--- START OF Record list ---
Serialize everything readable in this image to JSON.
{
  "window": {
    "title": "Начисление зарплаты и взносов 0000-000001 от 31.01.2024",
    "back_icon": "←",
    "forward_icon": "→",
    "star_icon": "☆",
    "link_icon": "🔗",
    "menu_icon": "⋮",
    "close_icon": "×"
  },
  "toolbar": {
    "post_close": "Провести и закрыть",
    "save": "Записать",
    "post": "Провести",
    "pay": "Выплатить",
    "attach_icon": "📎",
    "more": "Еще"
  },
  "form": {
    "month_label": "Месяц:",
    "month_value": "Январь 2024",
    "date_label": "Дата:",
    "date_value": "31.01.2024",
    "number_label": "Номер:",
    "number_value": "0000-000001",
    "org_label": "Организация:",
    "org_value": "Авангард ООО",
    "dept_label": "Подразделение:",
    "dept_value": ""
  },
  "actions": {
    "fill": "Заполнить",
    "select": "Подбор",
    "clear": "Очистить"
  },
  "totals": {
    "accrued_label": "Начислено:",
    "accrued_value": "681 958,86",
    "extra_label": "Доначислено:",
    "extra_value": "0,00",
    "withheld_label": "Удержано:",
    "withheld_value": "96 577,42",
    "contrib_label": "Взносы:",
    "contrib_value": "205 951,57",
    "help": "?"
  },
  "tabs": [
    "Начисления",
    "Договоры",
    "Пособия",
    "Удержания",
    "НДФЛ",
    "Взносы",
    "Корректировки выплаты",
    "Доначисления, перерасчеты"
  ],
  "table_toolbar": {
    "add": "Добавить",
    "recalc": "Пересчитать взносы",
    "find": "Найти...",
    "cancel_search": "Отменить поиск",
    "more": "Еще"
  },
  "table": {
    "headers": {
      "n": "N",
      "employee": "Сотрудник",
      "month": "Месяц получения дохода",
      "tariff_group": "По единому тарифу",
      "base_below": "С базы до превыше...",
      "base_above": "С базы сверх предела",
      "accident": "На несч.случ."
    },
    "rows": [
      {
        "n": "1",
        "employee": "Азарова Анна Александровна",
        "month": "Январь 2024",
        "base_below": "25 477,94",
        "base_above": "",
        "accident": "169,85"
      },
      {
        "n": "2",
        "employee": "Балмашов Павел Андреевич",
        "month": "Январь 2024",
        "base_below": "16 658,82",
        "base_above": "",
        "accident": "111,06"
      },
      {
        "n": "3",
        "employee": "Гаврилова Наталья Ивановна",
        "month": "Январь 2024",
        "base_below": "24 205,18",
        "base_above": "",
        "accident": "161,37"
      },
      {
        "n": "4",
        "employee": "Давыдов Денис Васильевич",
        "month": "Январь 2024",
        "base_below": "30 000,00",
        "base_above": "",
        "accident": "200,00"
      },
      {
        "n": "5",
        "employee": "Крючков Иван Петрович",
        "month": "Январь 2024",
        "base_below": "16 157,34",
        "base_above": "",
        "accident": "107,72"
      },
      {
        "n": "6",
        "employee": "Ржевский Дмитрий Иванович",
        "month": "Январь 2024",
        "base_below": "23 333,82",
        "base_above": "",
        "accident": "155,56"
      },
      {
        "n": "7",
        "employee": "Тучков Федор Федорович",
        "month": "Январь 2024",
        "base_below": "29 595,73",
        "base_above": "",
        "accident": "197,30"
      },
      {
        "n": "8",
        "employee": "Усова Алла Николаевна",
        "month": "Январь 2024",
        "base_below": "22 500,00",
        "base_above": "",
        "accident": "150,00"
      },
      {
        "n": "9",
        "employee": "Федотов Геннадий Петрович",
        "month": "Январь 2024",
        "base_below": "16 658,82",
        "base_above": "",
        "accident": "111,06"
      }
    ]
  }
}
--- END OF Record list ---
_Written request_
Transcribe the whole listing with nothing added or left out.

_Task solution_
Serialize everything readable in this image to JSON.
{
  "window": {
    "title": "Начисление зарплаты и взносов 0000-000001 от 31.01.2024",
    "back_icon": "←",
    "forward_icon": "→",
    "star_icon": "☆",
    "link_icon": "🔗",
    "menu_icon": "⋮",
    "close_icon": "×"
  },
  "toolbar": {
    "post_close": "Провести и закрыть",
    "save": "Записать",
    "post": "Провести",
    "pay": "Выплатить",
    "attach_icon": "📎",
    "more": "Еще"
  },
  "form": {
    "month_label": "Месяц:",
    "month_value": "Январь 2024",
    "date_label": "Дата:",
    "date_value": "31.01.2024",
    "number_label": "Номер:",
    "number_value": "0000-000001",
    "org_label": "Организация:",
    "org_value": "Авангард ООО",
    "dept_label": "Подразделение:",
    "dept_value": ""
  },
  "actions": {
    "fill": "Заполнить",
    "select": "Подбор",
    "clear": "Очистить"
  },
  "totals": {
    "accrued_label": "Начислено:",
    "accrued_value": "681 958,86",
    "extra_label": "Доначислено:",
    "extra_value": "0,00",
    "withheld_label": "Удержано:",
    "withheld_value": "96 577,42",
    "contrib_label": "Взносы:",
    "contrib_value": "205 951,57",
    "help": "?"
  },
  "tabs": [
    "Начисления",
    "Договоры",
    "Пособия",
    "Удержания",
    "НДФЛ",
    "Взносы",
    "Корректировки выплаты",
    "Доначисления, перерасчеты"
  ],
  "table_toolbar": {
    "add": "Добавить",
    "recalc": "Пересчитать взносы",
    "find": "Найти...",
    "cancel_search": "Отменить поиск",
    "more": "Еще"
  },
  "table": {
    "headers": {
      "n": "N",
      "employee": "Сотрудник",
      "month": "Месяц получения дохода",
      "tariff_group": "По единому тарифу",
      "base_below": "С базы до превыше...",
      "base_above": "С базы сверх предела",
      "accident": "На несч.случ."
    },
    "rows": [
      {
        "n": "1",
        "employee": "Азарова Анна Александровна",
        "month": "Январь 2024",
        "base_below": "25 477,94",
        "base_above": "",
        "accident": "169,85"
      },
      {
        "n": "2",
        "employee": "Балмашов Павел Андреевич",
        "month": "Январь 2024",
        "base_below": "16 658,82",
        "base_above": "",
        "accident": "111,06"
      },
      {
        "n": "3",
        "employee": "Гаврилова Наталья Ивановна",
        "month": "Январь 2024",
        "base_below": "24 205,18",
        "base_above": "",
        "accident": "161,37"
      },
      {
        "n": "4",
        "employee": "Давыдов Денис Васильевич",
        "month": "Январь 2024",
        "base_below": "30 000,00",
        "base_above": "",
        "accident": "200,00"
      },
      {
        "n": "5",
        "employee": "Крючков Иван Петрович",
        "month": "Январь 2024",
        "base_below": "16 157,34",
        "base_above": "",
        "accident": "107,72"
      },
      {
        "n": "6",
        "employee": "Ржевский Дмитрий Иванович",
        "month": "Январь 2024",
        "base_below": "23 333,82",
        "base_above": "",
        "accident": "155,56"
      },
      {
        "n": "7",
        "employee": "Тучков Федор Федорович",
        "month": "Январь 2024",
        "base_below": "29 595,73",
        "base_above": "",
        "accident": "197,30"
      },
      {
        "n": "8",
        "employee": "Усова Алла Николаевна",
        "month": "Январь 2024",
        "base_below": "22 500,00",
        "base_above": "",
        "accident": "150,00"
      },
      {
        "n": "9",
        "employee": "Федотов Геннадий Петрович",
        "month": "Январь 2024",
        "base_below": "16 658,82",
        "base_above": "",
        "accident": "111,06"
      }
    ]
  }
}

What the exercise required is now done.